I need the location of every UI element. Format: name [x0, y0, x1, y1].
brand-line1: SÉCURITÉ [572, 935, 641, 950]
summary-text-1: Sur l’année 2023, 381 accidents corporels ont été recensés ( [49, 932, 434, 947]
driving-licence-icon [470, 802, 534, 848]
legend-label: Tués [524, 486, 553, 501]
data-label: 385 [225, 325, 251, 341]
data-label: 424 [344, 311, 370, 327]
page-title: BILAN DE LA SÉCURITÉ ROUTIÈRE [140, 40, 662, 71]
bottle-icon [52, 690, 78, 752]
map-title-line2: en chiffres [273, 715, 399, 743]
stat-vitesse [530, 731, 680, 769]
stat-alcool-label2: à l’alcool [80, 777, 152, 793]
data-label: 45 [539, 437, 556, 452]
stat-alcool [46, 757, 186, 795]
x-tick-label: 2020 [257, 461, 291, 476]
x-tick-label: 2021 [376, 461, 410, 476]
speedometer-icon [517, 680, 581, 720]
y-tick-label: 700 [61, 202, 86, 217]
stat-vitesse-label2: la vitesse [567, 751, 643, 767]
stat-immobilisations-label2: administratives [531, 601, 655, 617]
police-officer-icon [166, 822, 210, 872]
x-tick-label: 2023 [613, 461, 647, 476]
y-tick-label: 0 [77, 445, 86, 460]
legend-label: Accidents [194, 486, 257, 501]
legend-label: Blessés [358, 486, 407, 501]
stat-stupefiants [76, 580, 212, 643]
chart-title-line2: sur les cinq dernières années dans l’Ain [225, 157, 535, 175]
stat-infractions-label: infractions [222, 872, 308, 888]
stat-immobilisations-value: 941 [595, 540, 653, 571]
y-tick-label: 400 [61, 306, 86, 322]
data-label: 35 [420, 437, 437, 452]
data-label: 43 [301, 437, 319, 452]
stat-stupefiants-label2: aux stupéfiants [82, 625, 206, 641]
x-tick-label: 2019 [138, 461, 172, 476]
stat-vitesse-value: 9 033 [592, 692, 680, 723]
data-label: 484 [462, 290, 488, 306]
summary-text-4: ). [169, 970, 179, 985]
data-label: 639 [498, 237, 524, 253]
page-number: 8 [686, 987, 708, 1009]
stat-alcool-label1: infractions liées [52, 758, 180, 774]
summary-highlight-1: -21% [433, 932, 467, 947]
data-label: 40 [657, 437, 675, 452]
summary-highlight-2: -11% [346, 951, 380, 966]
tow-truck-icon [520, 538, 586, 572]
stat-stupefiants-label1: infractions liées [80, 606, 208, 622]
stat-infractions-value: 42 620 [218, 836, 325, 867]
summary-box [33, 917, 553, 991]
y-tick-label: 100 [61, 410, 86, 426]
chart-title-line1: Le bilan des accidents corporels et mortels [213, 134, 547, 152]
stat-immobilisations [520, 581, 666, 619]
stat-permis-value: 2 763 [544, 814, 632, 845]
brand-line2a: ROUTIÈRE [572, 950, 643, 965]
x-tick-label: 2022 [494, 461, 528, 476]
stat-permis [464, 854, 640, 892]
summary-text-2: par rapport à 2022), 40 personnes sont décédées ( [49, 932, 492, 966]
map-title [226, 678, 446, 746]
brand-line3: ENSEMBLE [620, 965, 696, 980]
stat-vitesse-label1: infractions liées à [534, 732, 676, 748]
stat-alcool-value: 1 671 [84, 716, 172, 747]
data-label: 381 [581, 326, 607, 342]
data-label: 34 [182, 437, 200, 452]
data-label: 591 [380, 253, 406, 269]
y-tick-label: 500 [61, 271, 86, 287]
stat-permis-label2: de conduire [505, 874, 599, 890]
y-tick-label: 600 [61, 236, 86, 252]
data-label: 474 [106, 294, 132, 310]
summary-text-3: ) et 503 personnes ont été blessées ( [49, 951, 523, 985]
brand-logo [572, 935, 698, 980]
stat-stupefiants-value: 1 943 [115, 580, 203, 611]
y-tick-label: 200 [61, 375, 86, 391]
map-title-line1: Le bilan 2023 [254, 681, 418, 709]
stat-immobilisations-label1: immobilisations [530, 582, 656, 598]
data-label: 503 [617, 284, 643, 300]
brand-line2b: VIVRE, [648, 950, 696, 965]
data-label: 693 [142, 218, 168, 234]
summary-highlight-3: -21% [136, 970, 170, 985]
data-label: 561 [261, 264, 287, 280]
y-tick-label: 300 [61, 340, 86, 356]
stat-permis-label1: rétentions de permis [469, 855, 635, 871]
------------------------------
_WHAT IS BEING ASKED:_ Convert the lines above into a Markdown table with the columns "No." and "Line", numbering each row and leaving out any blank lines.

_REPLY TO THE EXERCISE:_
| No. | Line |
|---|---|
| 1 | I need the location of every UI element. Format: name [x0, y0, x1, y1]. |
| 2 | brand-line1: SÉCURITÉ [572, 935, 641, 950] |
| 3 | summary-text-1: Sur l’année 2023, 381 accidents corporels ont été recensés ( [49, 932, 434, 947] |
| 4 | driving-licence-icon [470, 802, 534, 848] |
| 5 | legend-label: Tués [524, 486, 553, 501] |
| 6 | data-label: 385 [225, 325, 251, 341] |
| 7 | data-label: 424 [344, 311, 370, 327] |
| 8 | page-title: BILAN DE LA SÉCURITÉ ROUTIÈRE [140, 40, 662, 71] |
| 9 | bottle-icon [52, 690, 78, 752] |
| 10 | map-title-line2: en chiffres [273, 715, 399, 743] |
| 11 | stat-vitesse [530, 731, 680, 769] |
| 12 | stat-alcool-label2: à l’alcool [80, 777, 152, 793] |
| 13 | data-label: 45 [539, 437, 556, 452] |
| 14 | stat-alcool [46, 757, 186, 795] |
| 15 | x-tick-label: 2020 [257, 461, 291, 476] |
| 16 | x-tick-label: 2021 [376, 461, 410, 476] |
| 17 | speedometer-icon [517, 680, 581, 720] |
| 18 | y-tick-label: 700 [61, 202, 86, 217] |
| 19 | stat-vitesse-label2: la vitesse [567, 751, 643, 767] |
| 20 | stat-immobilisations-label2: administratives [531, 601, 655, 617] |
| 21 | police-officer-icon [166, 822, 210, 872] |
| 22 | x-tick-label: 2023 [613, 461, 647, 476] |
| 23 | y-tick-label: 0 [77, 445, 86, 460] |
| 24 | legend-label: Accidents [194, 486, 257, 501] |
| 25 | legend-label: Blessés [358, 486, 407, 501] |
| 26 | stat-stupefiants [76, 580, 212, 643] |
| 27 | chart-title-line2: sur les cinq dernières années dans l’Ain [225, 157, 535, 175] |
| 28 | stat-infractions-label: infractions [222, 872, 308, 888] |
| 29 | stat-immobilisations-value: 941 [595, 540, 653, 571] |
| 30 | y-tick-label: 400 [61, 306, 86, 322] |
| 31 | data-label: 35 [420, 437, 437, 452] |
| 32 | data-label: 43 [301, 437, 319, 452] |
| 33 | stat-stupefiants-label2: aux stupéfiants [82, 625, 206, 641] |
| 34 | x-tick-label: 2019 [138, 461, 172, 476] |
| 35 | stat-vitesse-value: 9 033 [592, 692, 680, 723] |
| 36 | data-label: 484 [462, 290, 488, 306] |
| 37 | summary-text-4: ). [169, 970, 179, 985] |
| 38 | data-label: 639 [498, 237, 524, 253] |
| 39 | page-number: 8 [686, 987, 708, 1009] |
| 40 | stat-alcool-label1: infractions liées [52, 758, 180, 774] |
| 41 | summary-highlight-1: -21% [433, 932, 467, 947] |
| 42 | data-label: 40 [657, 437, 675, 452] |
| 43 | summary-highlight-2: -11% [346, 951, 380, 966] |
| 44 | tow-truck-icon [520, 538, 586, 572] |
| 45 | stat-stupefiants-label1: infractions liées [80, 606, 208, 622] |
| 46 | stat-infractions-value: 42 620 [218, 836, 325, 867] |
| 47 | summary-box [33, 917, 553, 991] |
| 48 | y-tick-label: 100 [61, 410, 86, 426] |
| 49 | chart-title-line1: Le bilan des accidents corporels et mortels [213, 134, 547, 152] |
| 50 | stat-immobilisations [520, 581, 666, 619] |
| 51 | stat-permis-value: 2 763 [544, 814, 632, 845] |
| 52 | brand-line2a: ROUTIÈRE [572, 950, 643, 965] |
| 53 | x-tick-label: 2022 [494, 461, 528, 476] |
| 54 | stat-permis [464, 854, 640, 892] |
| 55 | summary-text-2: par rapport à 2022), 40 personnes sont décédées ( [49, 932, 492, 966] |
| 56 | map-title [226, 678, 446, 746] |
| 57 | brand-line3: ENSEMBLE [620, 965, 696, 980] |
| 58 | stat-vitesse-label1: infractions liées à [534, 732, 676, 748] |
| 59 | stat-alcool-value: 1 671 [84, 716, 172, 747] |
| 60 | data-label: 381 [581, 326, 607, 342] |
| 61 | data-label: 34 [182, 437, 200, 452] |
| 62 | data-label: 591 [380, 253, 406, 269] |
| 63 | y-tick-label: 500 [61, 271, 86, 287] |
| 64 | stat-permis-label2: de conduire [505, 874, 599, 890] |
| 65 | y-tick-label: 600 [61, 236, 86, 252] |
| 66 | data-label: 474 [106, 294, 132, 310] |
| 67 | summary-text-3: ) et 503 personnes ont été blessées ( [49, 951, 523, 985] |
| 68 | brand-logo [572, 935, 698, 980] |
| 69 | stat-stupefiants-value: 1 943 [115, 580, 203, 611] |
| 70 | y-tick-label: 200 [61, 375, 86, 391] |
| 71 | map-title-line1: Le bilan 2023 [254, 681, 418, 709] |
| 72 | stat-immobilisations-label1: immobilisations [530, 582, 656, 598] |
| 73 | data-label: 503 [617, 284, 643, 300] |
| 74 | brand-line2b: VIVRE, [648, 950, 696, 965] |
| 75 | data-label: 693 [142, 218, 168, 234] |
| 76 | summary-highlight-3: -21% [136, 970, 170, 985] |
| 77 | data-label: 561 [261, 264, 287, 280] |
| 78 | y-tick-label: 300 [61, 340, 86, 356] |
| 79 | stat-permis-label1: rétentions de permis [469, 855, 635, 871] |